● **EXTRACTED INFORMATION**
========================================
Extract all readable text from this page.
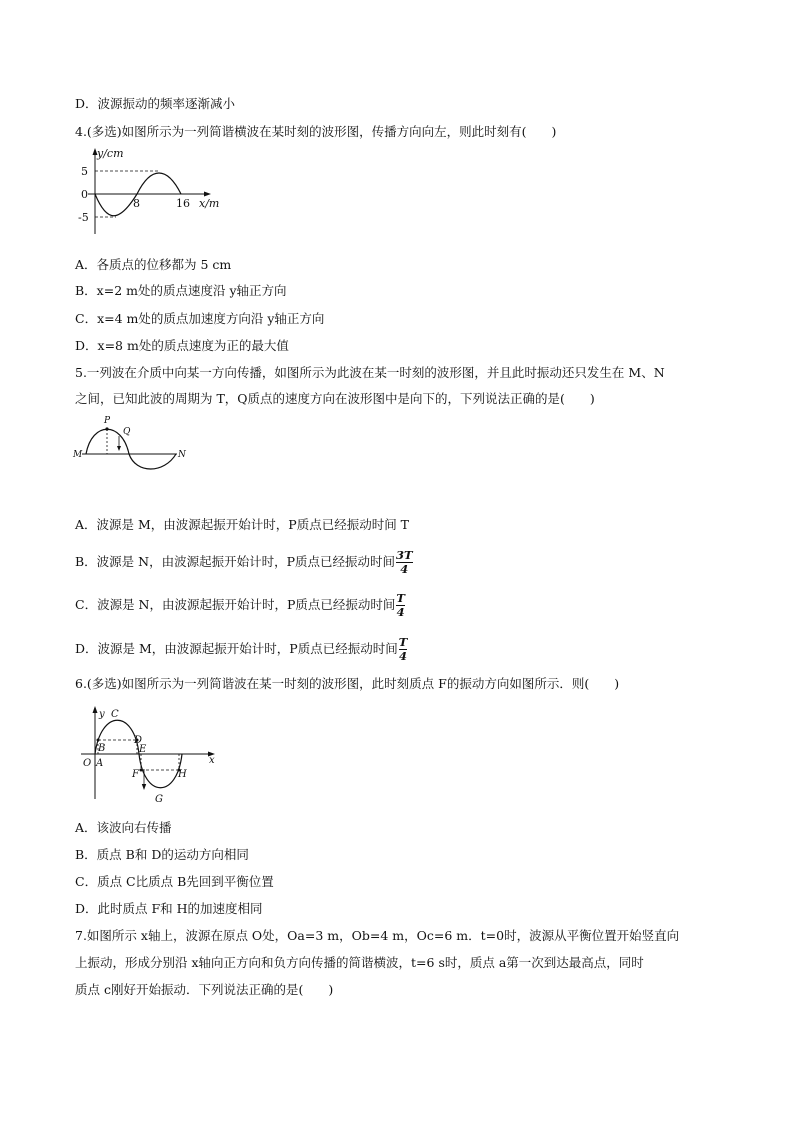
D．波源振动的频率逐渐减小
4.(多选)如图所示为一列简谐横波在某时刻的波形图，传播方向向左，则此时刻有(　　)
y/cm
5
0
-5
8	16 x/m
A．各质点的位移都为 5 cm
B．x=2 m处的质点速度沿 y轴正方向
C．x=4 m处的质点加速度方向沿 y轴正方向
D．x=8 m处的质点速度为正的最大值
5.一列波在介质中向某一方向传播，如图所示为此波在某一时刻的波形图，并且此时振动还只发生在 M、N
之间，已知此波的周期为 T，Q质点的速度方向在波形图中是向下的，下列说法正确的是(　　)
P
Q
M	N
A．波源是 M，由波源起振开始计时，P质点已经振动时间 T
B．波源是 N，由波源起振开始计时，P质点已经振动时间 $\frac{3T}{4}$
C．波源是 N，由波源起振开始计时，P质点已经振动时间 $\frac{T}{4}$
D．波源是 M，由波源起振开始计时，P质点已经振动时间 $\frac{T}{4}$
6.(多选)如图所示为一列简谐波在某一时刻的波形图，此时刻质点 F的振动方向如图所示．则(　　)
y C
D
B	E
O A	x
F	H
G
A．该波向右传播
B．质点 B和 D的运动方向相同
C．质点 C比质点 B先回到平衡位置
D．此时质点 F和 H的加速度相同
7.如图所示 x轴上，波源在原点 O处，Oa=3 m，Ob=4 m，Oc=6 m．t=0时，波源从平衡位置开始竖直向
上振动，形成分别沿 x轴向正方向和负方向传播的简谐横波，t=6 s时，质点 a第一次到达最高点，同时
质点 c刚好开始振动．下列说法正确的是(　　)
========================================
● **WRITTEN TASK**
Repeat the entries exactly. Pictures are excluded from the copy.

● **RESULT FOR THIS TASK**
Extract all readable text from this page.
D．波源振动的频率逐渐减小
4.(多选)如图所示为一列简谐横波在某时刻的波形图，传播方向向左，则此时刻有(　　)
y/cm
5
0
-5
8	16 x/m
A．各质点的位移都为 5 cm
B．x=2 m处的质点速度沿 y轴正方向
C．x=4 m处的质点加速度方向沿 y轴正方向
D．x=8 m处的质点速度为正的最大值
5.一列波在介质中向某一方向传播，如图所示为此波在某一时刻的波形图，并且此时振动还只发生在 M、N
之间，已知此波的周期为 T，Q质点的速度方向在波形图中是向下的，下列说法正确的是(　　)
P
Q
M	N
A．波源是 M，由波源起振开始计时，P质点已经振动时间 T
B．波源是 N，由波源起振开始计时，P质点已经振动时间 $\frac{3T}{4}$
C．波源是 N，由波源起振开始计时，P质点已经振动时间 $\frac{T}{4}$
D．波源是 M，由波源起振开始计时，P质点已经振动时间 $\frac{T}{4}$
6.(多选)如图所示为一列简谐波在某一时刻的波形图，此时刻质点 F的振动方向如图所示．则(　　)
y C
D
B	E
O A	x
F	H
G
A．该波向右传播
B．质点 B和 D的运动方向相同
C．质点 C比质点 B先回到平衡位置
D．此时质点 F和 H的加速度相同
7.如图所示 x轴上，波源在原点 O处，Oa=3 m，Ob=4 m，Oc=6 m．t=0时，波源从平衡位置开始竖直向
上振动，形成分别沿 x轴向正方向和负方向传播的简谐横波，t=6 s时，质点 a第一次到达最高点，同时
质点 c刚好开始振动．下列说法正确的是(　　)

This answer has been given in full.